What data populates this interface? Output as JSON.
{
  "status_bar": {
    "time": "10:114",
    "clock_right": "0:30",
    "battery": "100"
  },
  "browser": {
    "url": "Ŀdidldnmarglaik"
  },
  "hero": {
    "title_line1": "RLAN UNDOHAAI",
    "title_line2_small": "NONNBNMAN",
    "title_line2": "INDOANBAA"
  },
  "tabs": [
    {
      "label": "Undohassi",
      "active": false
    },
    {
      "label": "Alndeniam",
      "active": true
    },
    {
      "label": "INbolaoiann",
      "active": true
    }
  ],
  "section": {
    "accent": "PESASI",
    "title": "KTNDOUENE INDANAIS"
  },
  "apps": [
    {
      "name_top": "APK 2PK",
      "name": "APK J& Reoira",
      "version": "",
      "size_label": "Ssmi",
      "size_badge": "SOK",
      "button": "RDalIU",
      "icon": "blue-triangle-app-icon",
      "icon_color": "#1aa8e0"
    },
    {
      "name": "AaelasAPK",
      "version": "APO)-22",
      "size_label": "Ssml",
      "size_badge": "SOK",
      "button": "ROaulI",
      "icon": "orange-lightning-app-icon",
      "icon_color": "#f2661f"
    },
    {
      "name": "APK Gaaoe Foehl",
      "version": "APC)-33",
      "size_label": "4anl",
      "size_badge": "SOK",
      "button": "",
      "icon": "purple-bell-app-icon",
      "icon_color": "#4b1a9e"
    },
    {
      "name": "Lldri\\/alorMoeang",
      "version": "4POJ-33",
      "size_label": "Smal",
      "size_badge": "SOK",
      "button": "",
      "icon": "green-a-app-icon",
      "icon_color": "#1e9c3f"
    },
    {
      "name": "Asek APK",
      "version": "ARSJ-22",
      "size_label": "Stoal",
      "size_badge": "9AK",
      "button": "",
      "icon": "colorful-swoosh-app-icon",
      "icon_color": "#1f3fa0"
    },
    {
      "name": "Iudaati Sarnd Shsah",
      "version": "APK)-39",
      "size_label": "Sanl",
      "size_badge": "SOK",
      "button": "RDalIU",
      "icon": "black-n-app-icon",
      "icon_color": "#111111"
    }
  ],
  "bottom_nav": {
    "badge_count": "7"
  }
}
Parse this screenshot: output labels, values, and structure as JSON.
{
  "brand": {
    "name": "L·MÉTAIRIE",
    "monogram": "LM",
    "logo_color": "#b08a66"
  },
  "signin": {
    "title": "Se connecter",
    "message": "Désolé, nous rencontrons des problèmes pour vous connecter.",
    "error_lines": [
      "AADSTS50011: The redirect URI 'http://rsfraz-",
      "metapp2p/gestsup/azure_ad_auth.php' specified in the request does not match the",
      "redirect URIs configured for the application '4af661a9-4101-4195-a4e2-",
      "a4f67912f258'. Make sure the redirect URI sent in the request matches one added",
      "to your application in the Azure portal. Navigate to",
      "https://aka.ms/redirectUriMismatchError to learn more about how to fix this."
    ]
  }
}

→ GOAL
The records above need to be transcribed in full. Keep every character unchanged.

→ ANSWER BELOW
What data populates this interface? Output as JSON.
{
  "status_bar": {
    "time": "10:114",
    "clock_right": "0:30",
    "battery": "100"
  },
  "browser": {
    "url": "Ŀdidldnmarglaik"
  },
  "hero": {
    "title_line1": "RLAN UNDOHAAI",
    "title_line2_small": "NONNBNMAN",
    "title_line2": "INDOANBAA"
  },
  "tabs": [
    {
      "label": "Undohassi",
      "active": false
    },
    {
      "label": "Alndeniam",
      "active": true
    },
    {
      "label": "INbolaoiann",
      "active": true
    }
  ],
  "section": {
    "accent": "PESASI",
    "title": "KTNDOUENE INDANAIS"
  },
  "apps": [
    {
      "name_top": "APK 2PK",
      "name": "APK J& Reoira",
      "version": "",
      "size_label": "Ssmi",
      "size_badge": "SOK",
      "button": "RDalIU",
      "icon": "blue-triangle-app-icon",
      "icon_color": "#1aa8e0"
    },
    {
      "name": "AaelasAPK",
      "version": "APO)-22",
      "size_label": "Ssml",
      "size_badge": "SOK",
      "button": "ROaulI",
      "icon": "orange-lightning-app-icon",
      "icon_color": "#f2661f"
    },
    {
      "name": "APK Gaaoe Foehl",
      "version": "APC)-33",
      "size_label": "4anl",
      "size_badge": "SOK",
      "button": "",
      "icon": "purple-bell-app-icon",
      "icon_color": "#4b1a9e"
    },
    {
      "name": "Lldri\\/alorMoeang",
      "version": "4POJ-33",
      "size_label": "Smal",
      "size_badge": "SOK",
      "button": "",
      "icon": "green-a-app-icon",
      "icon_color": "#1e9c3f"
    },
    {
      "name": "Asek APK",
      "version": "ARSJ-22",
      "size_label": "Stoal",
      "size_badge": "9AK",
      "button": "",
      "icon": "colorful-swoosh-app-icon",
      "icon_color": "#1f3fa0"
    },
    {
      "name": "Iudaati Sarnd Shsah",
      "version": "APK)-39",
      "size_label": "Sanl",
      "size_badge": "SOK",
      "button": "RDalIU",
      "icon": "black-n-app-icon",
      "icon_color": "#111111"
    }
  ],
  "bottom_nav": {
    "badge_count": "7"
  }
}
Parse this screenshot: output labels, values, and structure as JSON.
{
  "brand": {
    "name": "L·MÉTAIRIE",
    "monogram": "LM",
    "logo_color": "#b08a66"
  },
  "signin": {
    "title": "Se connecter",
    "message": "Désolé, nous rencontrons des problèmes pour vous connecter.",
    "error_lines": [
      "AADSTS50011: The redirect URI 'http://rsfraz-",
      "metapp2p/gestsup/azure_ad_auth.php' specified in the request does not match the",
      "redirect URIs configured for the application '4af661a9-4101-4195-a4e2-",
      "a4f67912f258'. Make sure the redirect URI sent in the request matches one added",
      "to your application in the Azure portal. Navigate to",
      "https://aka.ms/redirectUriMismatchError to learn more about how to fix this."
    ]
  }
}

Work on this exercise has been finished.